#### [Task goal]
Search the records for "Přidané" and copy each line that holds it.

#### [Records supplied]
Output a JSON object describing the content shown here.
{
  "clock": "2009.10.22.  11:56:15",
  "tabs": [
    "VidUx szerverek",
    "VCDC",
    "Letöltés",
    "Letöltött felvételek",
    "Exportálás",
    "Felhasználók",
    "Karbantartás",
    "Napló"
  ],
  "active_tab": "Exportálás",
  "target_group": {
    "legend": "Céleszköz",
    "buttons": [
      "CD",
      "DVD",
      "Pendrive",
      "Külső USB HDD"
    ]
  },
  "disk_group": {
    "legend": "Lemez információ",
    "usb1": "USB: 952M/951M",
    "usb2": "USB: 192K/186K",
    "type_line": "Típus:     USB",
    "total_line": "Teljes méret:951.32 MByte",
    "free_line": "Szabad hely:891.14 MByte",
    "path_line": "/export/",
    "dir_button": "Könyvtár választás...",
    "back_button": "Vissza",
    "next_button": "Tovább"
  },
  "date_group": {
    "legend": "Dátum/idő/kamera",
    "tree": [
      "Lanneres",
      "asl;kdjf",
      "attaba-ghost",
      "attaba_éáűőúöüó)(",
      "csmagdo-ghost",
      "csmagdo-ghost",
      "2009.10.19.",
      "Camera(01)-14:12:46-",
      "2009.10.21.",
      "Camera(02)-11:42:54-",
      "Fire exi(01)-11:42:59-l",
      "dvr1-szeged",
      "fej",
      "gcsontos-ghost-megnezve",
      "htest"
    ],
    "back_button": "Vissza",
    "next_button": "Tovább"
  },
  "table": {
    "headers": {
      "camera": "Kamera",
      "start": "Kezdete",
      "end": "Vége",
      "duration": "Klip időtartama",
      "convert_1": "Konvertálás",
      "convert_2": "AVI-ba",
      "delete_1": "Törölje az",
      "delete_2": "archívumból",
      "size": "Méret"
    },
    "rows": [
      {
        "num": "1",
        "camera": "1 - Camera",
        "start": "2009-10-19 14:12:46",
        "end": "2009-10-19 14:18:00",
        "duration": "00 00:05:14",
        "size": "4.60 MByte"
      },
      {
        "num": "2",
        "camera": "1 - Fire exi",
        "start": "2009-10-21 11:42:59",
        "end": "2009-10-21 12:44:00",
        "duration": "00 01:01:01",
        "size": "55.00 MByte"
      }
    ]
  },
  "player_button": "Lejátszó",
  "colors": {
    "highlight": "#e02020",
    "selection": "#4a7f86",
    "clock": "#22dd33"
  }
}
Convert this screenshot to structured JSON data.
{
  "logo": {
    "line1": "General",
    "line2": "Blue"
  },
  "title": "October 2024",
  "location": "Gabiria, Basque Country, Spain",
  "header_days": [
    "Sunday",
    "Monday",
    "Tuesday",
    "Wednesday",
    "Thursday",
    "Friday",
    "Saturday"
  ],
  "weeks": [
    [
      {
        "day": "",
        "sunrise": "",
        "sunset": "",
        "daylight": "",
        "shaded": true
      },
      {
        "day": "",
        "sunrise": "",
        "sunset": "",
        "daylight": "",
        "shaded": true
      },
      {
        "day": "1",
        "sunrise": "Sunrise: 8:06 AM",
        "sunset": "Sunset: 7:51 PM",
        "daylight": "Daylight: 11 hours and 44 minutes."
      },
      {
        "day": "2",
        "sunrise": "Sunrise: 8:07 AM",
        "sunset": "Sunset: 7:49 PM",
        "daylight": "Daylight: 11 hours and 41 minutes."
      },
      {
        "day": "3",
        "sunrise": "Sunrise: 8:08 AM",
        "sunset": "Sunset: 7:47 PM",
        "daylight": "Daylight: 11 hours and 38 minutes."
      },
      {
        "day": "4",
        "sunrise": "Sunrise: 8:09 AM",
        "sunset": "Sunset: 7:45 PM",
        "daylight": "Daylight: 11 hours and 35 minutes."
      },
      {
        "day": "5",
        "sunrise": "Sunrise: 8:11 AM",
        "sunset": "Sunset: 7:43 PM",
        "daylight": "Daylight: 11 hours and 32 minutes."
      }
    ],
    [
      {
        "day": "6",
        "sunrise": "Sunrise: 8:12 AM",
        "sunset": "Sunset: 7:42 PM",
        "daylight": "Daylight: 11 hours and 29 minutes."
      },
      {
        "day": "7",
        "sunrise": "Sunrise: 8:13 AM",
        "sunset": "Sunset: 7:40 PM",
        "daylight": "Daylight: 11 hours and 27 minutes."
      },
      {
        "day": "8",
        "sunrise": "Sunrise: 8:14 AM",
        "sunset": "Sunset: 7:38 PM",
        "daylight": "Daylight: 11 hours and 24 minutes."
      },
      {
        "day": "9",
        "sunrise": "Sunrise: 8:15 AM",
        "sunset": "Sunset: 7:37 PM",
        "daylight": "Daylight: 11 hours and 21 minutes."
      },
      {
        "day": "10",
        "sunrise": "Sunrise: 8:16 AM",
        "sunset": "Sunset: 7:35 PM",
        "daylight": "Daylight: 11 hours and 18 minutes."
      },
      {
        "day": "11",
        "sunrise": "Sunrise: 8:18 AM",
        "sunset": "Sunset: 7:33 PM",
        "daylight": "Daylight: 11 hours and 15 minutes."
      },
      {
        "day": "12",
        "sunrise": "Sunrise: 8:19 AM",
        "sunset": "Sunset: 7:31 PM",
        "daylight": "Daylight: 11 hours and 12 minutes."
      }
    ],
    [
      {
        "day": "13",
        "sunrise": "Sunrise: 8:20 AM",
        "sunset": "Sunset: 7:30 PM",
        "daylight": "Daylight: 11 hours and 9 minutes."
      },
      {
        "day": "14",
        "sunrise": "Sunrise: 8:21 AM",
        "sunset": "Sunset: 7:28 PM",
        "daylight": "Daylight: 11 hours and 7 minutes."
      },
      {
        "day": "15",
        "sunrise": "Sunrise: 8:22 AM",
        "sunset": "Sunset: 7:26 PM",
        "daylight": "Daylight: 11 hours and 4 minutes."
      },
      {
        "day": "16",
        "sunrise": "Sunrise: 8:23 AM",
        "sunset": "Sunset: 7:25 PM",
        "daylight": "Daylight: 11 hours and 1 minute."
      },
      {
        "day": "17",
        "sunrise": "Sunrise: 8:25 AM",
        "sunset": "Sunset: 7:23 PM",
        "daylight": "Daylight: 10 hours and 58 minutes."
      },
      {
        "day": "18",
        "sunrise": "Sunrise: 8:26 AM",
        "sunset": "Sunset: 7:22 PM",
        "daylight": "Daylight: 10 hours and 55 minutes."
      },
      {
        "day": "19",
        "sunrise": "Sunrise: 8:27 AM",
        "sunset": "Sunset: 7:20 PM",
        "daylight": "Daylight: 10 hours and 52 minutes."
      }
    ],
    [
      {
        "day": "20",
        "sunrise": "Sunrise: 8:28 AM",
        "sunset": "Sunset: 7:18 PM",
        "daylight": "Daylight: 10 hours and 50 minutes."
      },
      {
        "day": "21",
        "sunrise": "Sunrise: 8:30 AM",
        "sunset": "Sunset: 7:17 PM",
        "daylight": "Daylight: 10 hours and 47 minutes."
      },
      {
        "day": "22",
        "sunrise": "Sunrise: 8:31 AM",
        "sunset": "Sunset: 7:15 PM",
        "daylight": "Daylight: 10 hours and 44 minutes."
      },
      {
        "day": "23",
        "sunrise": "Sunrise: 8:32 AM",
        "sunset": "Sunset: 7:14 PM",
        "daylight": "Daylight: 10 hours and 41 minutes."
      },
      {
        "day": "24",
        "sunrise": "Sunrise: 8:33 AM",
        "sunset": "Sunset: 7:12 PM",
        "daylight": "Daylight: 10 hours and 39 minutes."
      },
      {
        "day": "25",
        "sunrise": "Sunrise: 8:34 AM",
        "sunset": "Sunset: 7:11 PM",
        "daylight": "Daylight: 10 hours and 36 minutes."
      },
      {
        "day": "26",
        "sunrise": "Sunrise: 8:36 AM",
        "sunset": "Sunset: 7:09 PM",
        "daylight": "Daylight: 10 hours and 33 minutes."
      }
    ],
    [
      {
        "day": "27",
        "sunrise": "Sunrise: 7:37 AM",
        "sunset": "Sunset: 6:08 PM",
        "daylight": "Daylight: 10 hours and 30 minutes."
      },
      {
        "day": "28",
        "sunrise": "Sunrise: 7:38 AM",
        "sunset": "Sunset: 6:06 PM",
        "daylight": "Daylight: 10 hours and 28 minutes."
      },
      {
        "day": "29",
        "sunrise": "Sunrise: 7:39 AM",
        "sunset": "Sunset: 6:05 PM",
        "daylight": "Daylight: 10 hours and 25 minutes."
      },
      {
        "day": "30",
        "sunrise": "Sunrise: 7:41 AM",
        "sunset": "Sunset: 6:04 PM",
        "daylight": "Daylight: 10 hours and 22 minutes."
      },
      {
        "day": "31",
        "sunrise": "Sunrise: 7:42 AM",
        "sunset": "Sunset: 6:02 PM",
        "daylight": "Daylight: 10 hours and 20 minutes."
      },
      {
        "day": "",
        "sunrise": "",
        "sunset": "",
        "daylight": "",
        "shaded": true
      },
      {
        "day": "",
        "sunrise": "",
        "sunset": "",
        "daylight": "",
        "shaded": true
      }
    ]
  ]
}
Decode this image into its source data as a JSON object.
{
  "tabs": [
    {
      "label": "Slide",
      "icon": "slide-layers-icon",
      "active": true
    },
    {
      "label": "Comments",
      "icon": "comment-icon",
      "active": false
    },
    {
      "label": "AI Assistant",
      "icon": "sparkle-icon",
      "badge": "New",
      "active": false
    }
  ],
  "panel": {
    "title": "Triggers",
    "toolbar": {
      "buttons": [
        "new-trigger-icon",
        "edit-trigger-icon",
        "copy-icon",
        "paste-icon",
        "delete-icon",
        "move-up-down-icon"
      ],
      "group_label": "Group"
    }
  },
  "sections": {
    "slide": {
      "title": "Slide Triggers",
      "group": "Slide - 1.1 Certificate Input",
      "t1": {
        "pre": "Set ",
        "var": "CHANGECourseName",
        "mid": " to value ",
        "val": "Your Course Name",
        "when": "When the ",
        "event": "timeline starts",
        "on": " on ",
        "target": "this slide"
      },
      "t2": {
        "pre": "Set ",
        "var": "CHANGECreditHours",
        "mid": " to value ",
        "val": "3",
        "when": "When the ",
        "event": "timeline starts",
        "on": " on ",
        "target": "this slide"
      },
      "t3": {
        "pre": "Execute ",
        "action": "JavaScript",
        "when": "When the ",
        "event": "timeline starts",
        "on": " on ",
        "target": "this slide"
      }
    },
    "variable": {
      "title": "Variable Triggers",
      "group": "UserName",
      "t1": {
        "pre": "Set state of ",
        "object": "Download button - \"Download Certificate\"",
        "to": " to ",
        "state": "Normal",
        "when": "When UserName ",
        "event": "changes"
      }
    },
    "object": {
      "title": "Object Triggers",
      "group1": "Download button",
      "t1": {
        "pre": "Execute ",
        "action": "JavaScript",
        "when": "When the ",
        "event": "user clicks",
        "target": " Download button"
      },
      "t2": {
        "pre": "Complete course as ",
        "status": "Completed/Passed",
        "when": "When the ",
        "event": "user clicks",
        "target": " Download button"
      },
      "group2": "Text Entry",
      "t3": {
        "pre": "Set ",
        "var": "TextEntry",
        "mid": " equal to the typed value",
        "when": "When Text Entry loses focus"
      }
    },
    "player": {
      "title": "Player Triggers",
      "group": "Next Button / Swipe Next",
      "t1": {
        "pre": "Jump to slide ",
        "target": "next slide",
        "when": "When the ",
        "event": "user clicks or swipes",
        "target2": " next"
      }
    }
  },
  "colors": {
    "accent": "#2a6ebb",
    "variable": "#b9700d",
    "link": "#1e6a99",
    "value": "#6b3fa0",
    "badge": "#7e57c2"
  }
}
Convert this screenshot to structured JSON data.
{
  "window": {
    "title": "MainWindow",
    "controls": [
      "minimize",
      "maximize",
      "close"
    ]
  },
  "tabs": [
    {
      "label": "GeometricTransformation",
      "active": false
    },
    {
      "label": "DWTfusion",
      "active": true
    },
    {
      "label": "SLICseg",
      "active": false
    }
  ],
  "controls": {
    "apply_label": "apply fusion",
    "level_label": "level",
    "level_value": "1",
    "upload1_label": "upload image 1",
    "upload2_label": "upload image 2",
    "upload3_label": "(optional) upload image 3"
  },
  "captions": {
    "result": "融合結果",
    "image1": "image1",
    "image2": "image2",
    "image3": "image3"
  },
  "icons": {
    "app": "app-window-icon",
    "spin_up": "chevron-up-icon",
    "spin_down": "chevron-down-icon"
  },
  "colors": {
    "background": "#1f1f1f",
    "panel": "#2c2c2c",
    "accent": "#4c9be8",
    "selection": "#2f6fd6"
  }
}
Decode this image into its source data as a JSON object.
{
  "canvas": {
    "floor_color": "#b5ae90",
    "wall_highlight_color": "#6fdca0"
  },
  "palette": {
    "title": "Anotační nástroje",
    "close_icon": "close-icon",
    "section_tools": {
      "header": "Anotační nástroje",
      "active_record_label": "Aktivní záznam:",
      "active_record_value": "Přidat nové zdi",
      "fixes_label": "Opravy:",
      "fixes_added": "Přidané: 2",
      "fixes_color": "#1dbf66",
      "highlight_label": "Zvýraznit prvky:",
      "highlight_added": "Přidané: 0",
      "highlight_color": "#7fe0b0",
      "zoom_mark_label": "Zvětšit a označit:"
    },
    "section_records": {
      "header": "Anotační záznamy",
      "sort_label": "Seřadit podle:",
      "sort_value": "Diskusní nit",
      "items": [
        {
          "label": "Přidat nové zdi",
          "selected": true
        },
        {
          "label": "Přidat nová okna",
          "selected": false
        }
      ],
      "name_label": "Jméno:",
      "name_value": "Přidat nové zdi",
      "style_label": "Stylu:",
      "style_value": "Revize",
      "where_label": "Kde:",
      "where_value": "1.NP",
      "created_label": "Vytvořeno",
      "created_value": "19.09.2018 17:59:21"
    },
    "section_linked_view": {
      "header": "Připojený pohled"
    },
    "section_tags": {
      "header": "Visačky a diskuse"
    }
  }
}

#### [Full solution]
      "fixes_added": "Přidané: 2",
      "highlight_added": "Přidané: 0",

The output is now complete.